>>>
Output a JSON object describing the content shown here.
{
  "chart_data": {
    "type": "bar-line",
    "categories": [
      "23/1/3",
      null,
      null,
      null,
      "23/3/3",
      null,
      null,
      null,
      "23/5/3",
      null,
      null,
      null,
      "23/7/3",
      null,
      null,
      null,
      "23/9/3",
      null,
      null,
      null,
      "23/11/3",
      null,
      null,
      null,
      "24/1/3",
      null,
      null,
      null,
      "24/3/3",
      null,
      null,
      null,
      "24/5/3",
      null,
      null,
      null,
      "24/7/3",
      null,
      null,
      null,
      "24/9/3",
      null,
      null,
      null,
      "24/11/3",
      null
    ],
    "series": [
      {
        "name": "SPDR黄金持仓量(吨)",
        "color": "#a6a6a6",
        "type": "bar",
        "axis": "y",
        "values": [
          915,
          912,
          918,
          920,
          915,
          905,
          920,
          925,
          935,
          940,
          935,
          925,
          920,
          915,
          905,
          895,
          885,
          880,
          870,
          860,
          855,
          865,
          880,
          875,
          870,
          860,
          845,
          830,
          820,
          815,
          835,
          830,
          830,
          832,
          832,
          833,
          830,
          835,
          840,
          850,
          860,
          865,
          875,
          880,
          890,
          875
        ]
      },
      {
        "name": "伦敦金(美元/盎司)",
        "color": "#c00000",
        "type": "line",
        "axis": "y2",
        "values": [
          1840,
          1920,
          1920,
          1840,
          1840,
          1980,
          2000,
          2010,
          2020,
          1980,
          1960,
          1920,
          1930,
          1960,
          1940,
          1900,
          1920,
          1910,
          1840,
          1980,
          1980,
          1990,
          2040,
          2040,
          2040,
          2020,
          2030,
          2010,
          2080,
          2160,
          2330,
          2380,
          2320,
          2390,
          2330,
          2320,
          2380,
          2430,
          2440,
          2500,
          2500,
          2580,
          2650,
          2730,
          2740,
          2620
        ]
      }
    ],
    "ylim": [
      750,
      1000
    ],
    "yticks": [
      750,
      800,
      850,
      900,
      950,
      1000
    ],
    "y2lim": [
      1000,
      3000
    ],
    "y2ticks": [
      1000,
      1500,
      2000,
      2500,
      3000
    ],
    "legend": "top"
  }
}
<<<
Do this: Please repeat the listing exactly, with nothing left out.

Output for this exercise:
Output a JSON object describing the content shown here.
{
  "chart_data": {
    "type": "bar-line",
    "categories": [
      "23/1/3",
      null,
      null,
      null,
      "23/3/3",
      null,
      null,
      null,
      "23/5/3",
      null,
      null,
      null,
      "23/7/3",
      null,
      null,
      null,
      "23/9/3",
      null,
      null,
      null,
      "23/11/3",
      null,
      null,
      null,
      "24/1/3",
      null,
      null,
      null,
      "24/3/3",
      null,
      null,
      null,
      "24/5/3",
      null,
      null,
      null,
      "24/7/3",
      null,
      null,
      null,
      "24/9/3",
      null,
      null,
      null,
      "24/11/3",
      null
    ],
    "series": [
      {
        "name": "SPDR黄金持仓量(吨)",
        "color": "#a6a6a6",
        "type": "bar",
        "axis": "y",
        "values": [
          915,
          912,
          918,
          920,
          915,
          905,
          920,
          925,
          935,
          940,
          935,
          925,
          920,
          915,
          905,
          895,
          885,
          880,
          870,
          860,
          855,
          865,
          880,
          875,
          870,
          860,
          845,
          830,
          820,
          815,
          835,
          830,
          830,
          832,
          832,
          833,
          830,
          835,
          840,
          850,
          860,
          865,
          875,
          880,
          890,
          875
        ]
      },
      {
        "name": "伦敦金(美元/盎司)",
        "color": "#c00000",
        "type": "line",
        "axis": "y2",
        "values": [
          1840,
          1920,
          1920,
          1840,
          1840,
          1980,
          2000,
          2010,
          2020,
          1980,
          1960,
          1920,
          1930,
          1960,
          1940,
          1900,
          1920,
          1910,
          1840,
          1980,
          1980,
          1990,
          2040,
          2040,
          2040,
          2020,
          2030,
          2010,
          2080,
          2160,
          2330,
          2380,
          2320,
          2390,
          2330,
          2320,
          2380,
          2430,
          2440,
          2500,
          2500,
          2580,
          2650,
          2730,
          2740,
          2620
        ]
      }
    ],
    "ylim": [
      750,
      1000
    ],
    "yticks": [
      750,
      800,
      850,
      900,
      950,
      1000
    ],
    "y2lim": [
      1000,
      3000
    ],
    "y2ticks": [
      1000,
      1500,
      2000,
      2500,
      3000
    ],
    "legend": "top"
  }
}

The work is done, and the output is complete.